* start Record extracts *

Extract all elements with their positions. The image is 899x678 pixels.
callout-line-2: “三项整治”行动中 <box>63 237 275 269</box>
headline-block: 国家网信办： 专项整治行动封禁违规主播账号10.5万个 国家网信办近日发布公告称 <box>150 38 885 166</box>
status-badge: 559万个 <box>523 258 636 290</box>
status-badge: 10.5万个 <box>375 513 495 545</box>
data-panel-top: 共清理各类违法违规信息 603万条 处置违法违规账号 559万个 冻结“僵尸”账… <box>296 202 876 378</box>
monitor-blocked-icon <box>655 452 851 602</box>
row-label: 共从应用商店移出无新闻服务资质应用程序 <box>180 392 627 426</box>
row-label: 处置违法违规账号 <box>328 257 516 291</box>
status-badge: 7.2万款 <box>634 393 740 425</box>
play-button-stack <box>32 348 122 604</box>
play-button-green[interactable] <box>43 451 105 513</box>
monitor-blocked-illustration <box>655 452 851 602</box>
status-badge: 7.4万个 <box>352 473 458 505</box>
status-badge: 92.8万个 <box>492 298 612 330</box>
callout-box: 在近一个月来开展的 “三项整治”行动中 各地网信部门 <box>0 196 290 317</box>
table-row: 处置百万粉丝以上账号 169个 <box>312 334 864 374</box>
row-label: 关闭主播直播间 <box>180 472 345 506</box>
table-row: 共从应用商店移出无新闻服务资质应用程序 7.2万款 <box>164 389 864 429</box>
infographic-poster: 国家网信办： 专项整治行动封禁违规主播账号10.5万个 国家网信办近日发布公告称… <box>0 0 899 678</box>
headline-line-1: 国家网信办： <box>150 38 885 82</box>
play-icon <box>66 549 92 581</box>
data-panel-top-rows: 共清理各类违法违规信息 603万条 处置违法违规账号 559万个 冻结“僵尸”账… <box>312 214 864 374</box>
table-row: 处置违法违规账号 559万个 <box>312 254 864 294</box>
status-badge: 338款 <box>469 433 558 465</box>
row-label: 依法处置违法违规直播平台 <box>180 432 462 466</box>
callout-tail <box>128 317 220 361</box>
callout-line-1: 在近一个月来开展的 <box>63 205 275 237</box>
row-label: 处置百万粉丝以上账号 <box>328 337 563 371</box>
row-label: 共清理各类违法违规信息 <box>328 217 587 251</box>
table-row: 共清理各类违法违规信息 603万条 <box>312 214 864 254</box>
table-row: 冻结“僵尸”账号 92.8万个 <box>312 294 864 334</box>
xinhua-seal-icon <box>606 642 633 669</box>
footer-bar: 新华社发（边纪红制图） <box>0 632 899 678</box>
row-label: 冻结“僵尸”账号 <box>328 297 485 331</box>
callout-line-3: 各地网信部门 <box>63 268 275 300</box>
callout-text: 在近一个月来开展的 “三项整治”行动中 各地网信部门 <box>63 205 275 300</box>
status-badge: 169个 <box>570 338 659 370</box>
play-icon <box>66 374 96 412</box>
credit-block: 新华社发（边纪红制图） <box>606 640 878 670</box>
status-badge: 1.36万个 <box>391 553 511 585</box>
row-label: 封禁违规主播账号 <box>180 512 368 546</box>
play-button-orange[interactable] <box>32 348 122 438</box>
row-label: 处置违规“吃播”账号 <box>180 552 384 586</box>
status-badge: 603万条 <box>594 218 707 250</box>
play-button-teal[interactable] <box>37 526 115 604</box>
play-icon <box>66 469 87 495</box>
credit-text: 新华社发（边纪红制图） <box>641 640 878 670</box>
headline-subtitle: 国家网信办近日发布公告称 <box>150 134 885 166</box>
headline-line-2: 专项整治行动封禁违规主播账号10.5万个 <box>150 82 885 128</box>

* end Record extracts *

**Request:** Render the data from its first line through the line containing "play-icon <box>66 374 96 412</box>", both ends included, as a Markdown table with the columns No. and Data line, skipping any blank lines.

**Task result:**
| No. | Data line |
|---|---|
| 1 | Extract all elements with their positions. The image is 899x678 pixels. |
| 2 | callout-line-2: “三项整治”行动中 <box>63 237 275 269</box> |
| 3 | headline-block: 国家网信办： 专项整治行动封禁违规主播账号10.5万个 国家网信办近日发布公告称 <box>150 38 885 166</box> |
| 4 | status-badge: 559万个 <box>523 258 636 290</box> |
| 5 | status-badge: 10.5万个 <box>375 513 495 545</box> |
| 6 | data-panel-top: 共清理各类违法违规信息 603万条 处置违法违规账号 559万个 冻结“僵尸”账… <box>296 202 876 378</box> |
| 7 | monitor-blocked-icon <box>655 452 851 602</box> |
| 8 | row-label: 共从应用商店移出无新闻服务资质应用程序 <box>180 392 627 426</box> |
| 9 | row-label: 处置违法违规账号 <box>328 257 516 291</box> |
| 10 | status-badge: 7.2万款 <box>634 393 740 425</box> |
| 11 | play-button-stack <box>32 348 122 604</box> |
| 12 | play-button-green[interactable] <box>43 451 105 513</box> |
| 13 | monitor-blocked-illustration <box>655 452 851 602</box> |
| 14 | status-badge: 7.4万个 <box>352 473 458 505</box> |
| 15 | status-badge: 92.8万个 <box>492 298 612 330</box> |
| 16 | callout-box: 在近一个月来开展的 “三项整治”行动中 各地网信部门 <box>0 196 290 317</box> |
| 17 | table-row: 处置百万粉丝以上账号 169个 <box>312 334 864 374</box> |
| 18 | row-label: 关闭主播直播间 <box>180 472 345 506</box> |
| 19 | table-row: 共从应用商店移出无新闻服务资质应用程序 7.2万款 <box>164 389 864 429</box> |
| 20 | infographic-poster: 国家网信办： 专项整治行动封禁违规主播账号10.5万个 国家网信办近日发布公告称… <box>0 0 899 678</box> |
| 21 | headline-line-1: 国家网信办： <box>150 38 885 82</box> |
| 22 | play-icon <box>66 549 92 581</box> |
| 23 | data-panel-top-rows: 共清理各类违法违规信息 603万条 处置违法违规账号 559万个 冻结“僵尸”账… <box>312 214 864 374</box> |
| 24 | table-row: 处置违法违规账号 559万个 <box>312 254 864 294</box> |
| 25 | status-badge: 338款 <box>469 433 558 465</box> |
| 26 | row-label: 依法处置违法违规直播平台 <box>180 432 462 466</box> |
| 27 | callout-tail <box>128 317 220 361</box> |
| 28 | callout-line-1: 在近一个月来开展的 <box>63 205 275 237</box> |
| 29 | row-label: 处置百万粉丝以上账号 <box>328 337 563 371</box> |
| 30 | row-label: 共清理各类违法违规信息 <box>328 217 587 251</box> |
| 31 | table-row: 共清理各类违法违规信息 603万条 <box>312 214 864 254</box> |
| 32 | table-row: 冻结“僵尸”账号 92.8万个 <box>312 294 864 334</box> |
| 33 | xinhua-seal-icon <box>606 642 633 669</box> |
| 34 | footer-bar: 新华社发（边纪红制图） <box>0 632 899 678</box> |
| 35 | row-label: 冻结“僵尸”账号 <box>328 297 485 331</box> |
| 36 | callout-line-3: 各地网信部门 <box>63 268 275 300</box> |
| 37 | callout-text: 在近一个月来开展的 “三项整治”行动中 各地网信部门 <box>63 205 275 300</box> |
| 38 | status-badge: 169个 <box>570 338 659 370</box> |
| 39 | play-icon <box>66 374 96 412</box> |